■ **RECORDS FOR THE TASK**

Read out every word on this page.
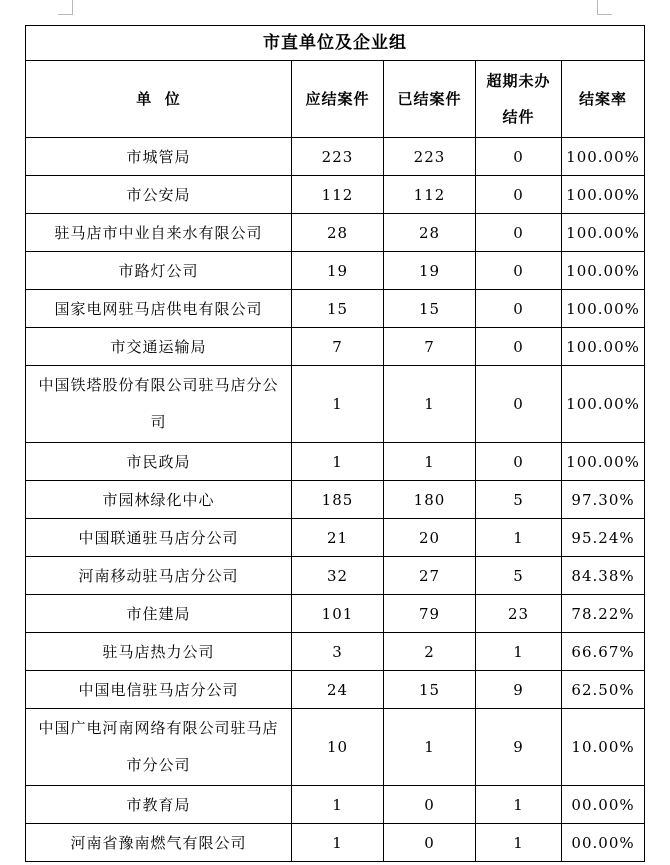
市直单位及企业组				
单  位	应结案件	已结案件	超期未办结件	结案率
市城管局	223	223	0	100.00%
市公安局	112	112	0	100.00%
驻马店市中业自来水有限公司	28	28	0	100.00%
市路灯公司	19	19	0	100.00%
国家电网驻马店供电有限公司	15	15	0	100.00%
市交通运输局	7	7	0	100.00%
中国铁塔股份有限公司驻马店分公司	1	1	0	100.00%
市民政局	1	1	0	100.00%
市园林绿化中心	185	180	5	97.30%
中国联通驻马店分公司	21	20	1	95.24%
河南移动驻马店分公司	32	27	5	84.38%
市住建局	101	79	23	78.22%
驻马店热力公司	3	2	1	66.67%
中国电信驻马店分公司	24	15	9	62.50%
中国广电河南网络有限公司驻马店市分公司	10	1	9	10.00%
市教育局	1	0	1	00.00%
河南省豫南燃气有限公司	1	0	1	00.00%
---
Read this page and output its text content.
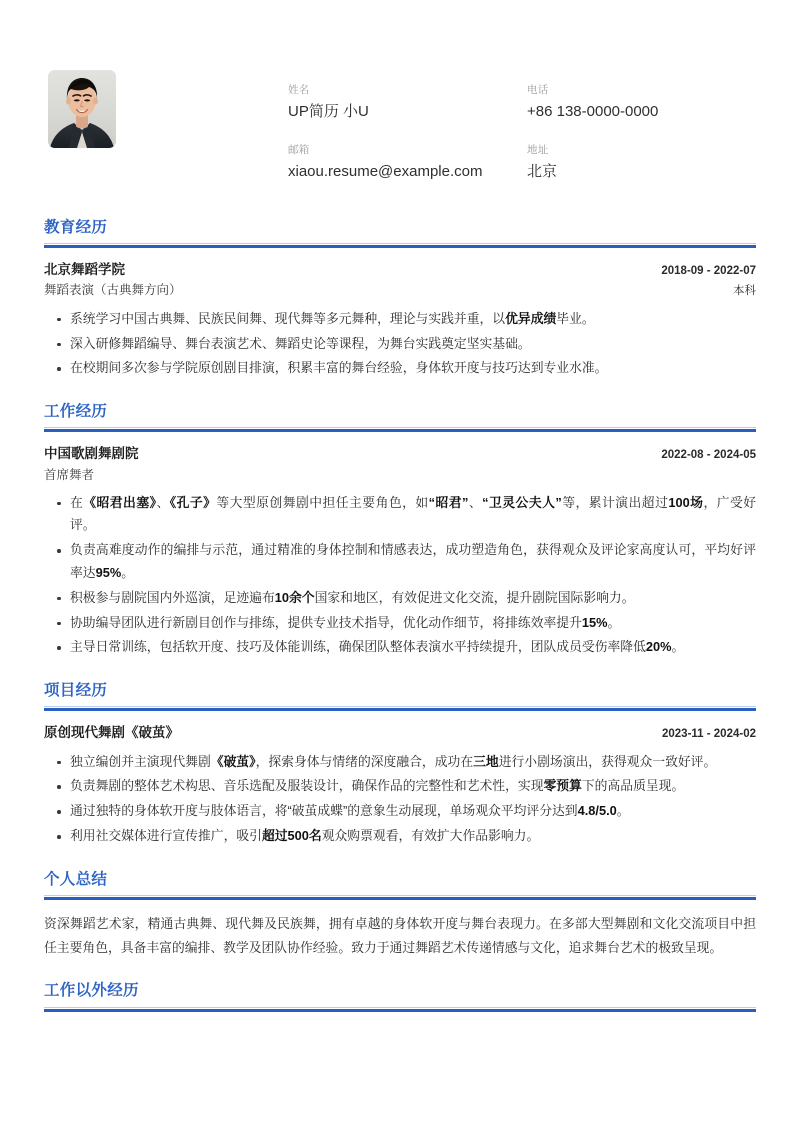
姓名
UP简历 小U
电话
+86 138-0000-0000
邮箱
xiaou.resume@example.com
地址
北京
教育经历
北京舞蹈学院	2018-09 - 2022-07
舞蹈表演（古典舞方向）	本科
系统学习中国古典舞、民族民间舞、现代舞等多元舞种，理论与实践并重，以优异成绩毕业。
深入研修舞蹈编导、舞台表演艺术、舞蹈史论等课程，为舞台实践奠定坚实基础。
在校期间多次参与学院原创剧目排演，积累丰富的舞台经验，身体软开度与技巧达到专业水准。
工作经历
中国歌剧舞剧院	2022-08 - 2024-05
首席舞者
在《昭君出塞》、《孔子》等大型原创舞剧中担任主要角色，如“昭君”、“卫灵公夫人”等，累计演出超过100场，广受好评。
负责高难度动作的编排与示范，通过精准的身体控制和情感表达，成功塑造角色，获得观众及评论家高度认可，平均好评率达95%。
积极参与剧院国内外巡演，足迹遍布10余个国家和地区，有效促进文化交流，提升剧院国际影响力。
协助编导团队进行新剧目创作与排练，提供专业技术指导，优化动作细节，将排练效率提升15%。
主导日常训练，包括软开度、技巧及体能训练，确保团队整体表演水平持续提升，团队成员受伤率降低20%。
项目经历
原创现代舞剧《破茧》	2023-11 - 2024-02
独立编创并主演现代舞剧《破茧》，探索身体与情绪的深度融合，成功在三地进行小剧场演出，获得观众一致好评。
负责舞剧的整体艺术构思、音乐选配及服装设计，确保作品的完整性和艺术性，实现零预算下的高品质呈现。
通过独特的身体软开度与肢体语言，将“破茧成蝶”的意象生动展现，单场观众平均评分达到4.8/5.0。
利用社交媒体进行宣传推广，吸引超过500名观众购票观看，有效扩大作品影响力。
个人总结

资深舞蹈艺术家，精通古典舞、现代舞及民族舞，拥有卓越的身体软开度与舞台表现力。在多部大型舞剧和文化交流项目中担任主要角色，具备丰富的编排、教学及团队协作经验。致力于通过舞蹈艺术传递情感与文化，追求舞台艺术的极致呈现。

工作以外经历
==
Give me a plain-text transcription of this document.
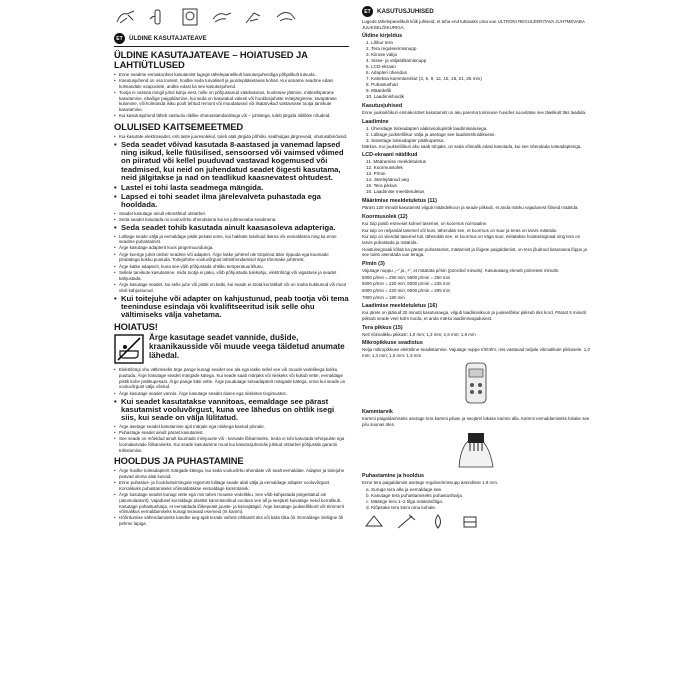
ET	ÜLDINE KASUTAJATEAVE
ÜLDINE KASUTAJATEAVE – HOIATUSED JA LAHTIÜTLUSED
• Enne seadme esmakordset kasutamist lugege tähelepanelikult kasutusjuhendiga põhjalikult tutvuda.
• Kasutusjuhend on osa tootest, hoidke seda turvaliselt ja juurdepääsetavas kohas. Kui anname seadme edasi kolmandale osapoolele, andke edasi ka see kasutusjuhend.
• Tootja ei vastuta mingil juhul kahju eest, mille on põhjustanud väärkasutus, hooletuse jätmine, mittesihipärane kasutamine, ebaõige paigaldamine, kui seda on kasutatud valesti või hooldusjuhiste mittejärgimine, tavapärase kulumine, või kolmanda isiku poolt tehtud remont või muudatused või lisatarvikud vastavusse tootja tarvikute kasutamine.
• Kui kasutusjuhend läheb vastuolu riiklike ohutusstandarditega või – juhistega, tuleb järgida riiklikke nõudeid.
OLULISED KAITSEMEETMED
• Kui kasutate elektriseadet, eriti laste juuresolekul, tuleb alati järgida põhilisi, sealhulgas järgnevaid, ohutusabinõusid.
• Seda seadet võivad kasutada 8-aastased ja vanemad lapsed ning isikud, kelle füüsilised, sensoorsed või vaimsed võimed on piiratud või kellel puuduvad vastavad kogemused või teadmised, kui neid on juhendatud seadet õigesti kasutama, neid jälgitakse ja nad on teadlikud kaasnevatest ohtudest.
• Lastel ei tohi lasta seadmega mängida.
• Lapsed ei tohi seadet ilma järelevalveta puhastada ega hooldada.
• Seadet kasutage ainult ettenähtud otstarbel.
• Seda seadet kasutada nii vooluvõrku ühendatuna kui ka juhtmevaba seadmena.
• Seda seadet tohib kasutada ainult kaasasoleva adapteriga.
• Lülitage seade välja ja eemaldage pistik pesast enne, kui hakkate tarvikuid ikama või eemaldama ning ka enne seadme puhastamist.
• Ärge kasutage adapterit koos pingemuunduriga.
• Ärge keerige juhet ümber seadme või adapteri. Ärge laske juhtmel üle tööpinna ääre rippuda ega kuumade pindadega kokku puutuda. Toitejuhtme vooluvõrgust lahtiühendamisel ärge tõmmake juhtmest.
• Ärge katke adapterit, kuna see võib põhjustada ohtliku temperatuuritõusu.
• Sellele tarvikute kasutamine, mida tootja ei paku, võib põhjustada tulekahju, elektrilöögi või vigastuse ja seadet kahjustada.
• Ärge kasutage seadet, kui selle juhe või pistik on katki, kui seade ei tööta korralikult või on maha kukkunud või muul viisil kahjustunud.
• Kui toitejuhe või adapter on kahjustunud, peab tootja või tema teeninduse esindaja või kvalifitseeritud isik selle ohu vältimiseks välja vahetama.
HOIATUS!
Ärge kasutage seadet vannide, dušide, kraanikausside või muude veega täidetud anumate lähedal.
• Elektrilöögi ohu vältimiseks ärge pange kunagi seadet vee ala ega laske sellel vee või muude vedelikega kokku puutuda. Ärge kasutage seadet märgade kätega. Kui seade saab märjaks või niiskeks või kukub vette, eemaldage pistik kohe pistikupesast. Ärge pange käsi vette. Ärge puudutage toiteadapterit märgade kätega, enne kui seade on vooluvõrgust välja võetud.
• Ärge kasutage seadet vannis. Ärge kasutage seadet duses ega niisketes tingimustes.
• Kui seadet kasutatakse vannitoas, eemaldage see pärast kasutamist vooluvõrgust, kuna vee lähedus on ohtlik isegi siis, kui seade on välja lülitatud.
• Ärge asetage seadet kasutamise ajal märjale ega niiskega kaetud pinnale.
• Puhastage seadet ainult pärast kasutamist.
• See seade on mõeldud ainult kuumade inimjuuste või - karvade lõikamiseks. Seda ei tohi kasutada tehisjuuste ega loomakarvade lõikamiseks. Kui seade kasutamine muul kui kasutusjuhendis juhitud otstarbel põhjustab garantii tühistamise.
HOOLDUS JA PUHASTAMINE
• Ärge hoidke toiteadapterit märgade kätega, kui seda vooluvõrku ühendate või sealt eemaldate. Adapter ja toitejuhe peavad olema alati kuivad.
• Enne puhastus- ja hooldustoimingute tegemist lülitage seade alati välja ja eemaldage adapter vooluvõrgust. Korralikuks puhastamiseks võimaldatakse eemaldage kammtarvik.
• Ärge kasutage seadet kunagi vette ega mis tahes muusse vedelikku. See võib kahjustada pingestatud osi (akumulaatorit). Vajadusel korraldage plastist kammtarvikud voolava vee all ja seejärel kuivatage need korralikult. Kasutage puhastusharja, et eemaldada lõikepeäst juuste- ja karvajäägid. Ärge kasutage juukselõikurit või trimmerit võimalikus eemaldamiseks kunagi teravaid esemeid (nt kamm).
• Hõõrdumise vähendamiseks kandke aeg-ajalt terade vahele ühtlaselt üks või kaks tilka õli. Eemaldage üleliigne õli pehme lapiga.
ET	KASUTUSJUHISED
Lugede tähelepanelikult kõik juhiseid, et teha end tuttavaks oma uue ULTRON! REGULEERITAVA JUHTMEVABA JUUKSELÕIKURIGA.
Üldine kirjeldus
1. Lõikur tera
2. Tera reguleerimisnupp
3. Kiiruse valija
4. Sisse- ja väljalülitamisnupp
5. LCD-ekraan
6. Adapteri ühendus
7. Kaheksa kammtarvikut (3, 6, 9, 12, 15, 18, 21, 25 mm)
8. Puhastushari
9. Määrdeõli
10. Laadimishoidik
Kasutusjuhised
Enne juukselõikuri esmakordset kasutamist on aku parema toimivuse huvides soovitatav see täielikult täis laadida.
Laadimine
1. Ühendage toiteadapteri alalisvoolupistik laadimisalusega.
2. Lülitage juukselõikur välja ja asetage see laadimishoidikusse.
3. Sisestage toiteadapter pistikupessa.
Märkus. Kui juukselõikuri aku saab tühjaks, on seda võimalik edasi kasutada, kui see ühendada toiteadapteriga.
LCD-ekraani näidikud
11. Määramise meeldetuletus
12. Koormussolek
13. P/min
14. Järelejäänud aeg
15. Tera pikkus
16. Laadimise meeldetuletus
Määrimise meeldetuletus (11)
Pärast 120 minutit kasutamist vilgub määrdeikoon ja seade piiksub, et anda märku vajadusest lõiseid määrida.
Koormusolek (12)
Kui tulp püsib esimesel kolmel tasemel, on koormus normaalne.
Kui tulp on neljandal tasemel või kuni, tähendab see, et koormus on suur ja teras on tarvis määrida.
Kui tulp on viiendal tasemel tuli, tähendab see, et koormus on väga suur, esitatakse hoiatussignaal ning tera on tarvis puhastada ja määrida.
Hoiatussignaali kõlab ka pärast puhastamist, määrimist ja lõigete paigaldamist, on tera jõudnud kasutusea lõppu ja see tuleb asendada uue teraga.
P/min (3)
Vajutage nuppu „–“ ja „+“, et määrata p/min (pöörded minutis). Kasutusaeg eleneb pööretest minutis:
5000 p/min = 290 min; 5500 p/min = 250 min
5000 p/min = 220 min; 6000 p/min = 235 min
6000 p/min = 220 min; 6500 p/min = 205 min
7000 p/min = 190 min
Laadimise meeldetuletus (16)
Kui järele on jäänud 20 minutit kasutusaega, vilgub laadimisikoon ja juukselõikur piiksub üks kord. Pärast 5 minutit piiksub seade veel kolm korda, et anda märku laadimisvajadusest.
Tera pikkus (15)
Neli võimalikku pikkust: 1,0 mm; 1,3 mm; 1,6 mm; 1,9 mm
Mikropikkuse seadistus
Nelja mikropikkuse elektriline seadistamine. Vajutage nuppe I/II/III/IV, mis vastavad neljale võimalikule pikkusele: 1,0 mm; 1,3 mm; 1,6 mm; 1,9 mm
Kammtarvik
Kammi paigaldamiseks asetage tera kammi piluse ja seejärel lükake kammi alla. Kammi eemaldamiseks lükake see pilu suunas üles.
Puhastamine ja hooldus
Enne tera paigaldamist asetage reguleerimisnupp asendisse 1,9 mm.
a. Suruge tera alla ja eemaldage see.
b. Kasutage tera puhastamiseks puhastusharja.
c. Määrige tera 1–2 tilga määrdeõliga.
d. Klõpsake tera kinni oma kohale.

■ **WHAT TO WORK ON**
Using the entries above, find all lines with "piiksub". Copy them.

■ **ANSWER**
Pärast 120 minutit kasutamist vilgub määrdeikoon ja seade piiksub, et anda märku vajadusest lõiseid määrida.
Kui järele on jäänud 20 minutit kasutusaega, vilgub laadimisikoon ja juukselõikur piiksub üks kord. Pärast 5 minutit piiksub seade veel kolm korda, et anda märku laadimisvajadusest.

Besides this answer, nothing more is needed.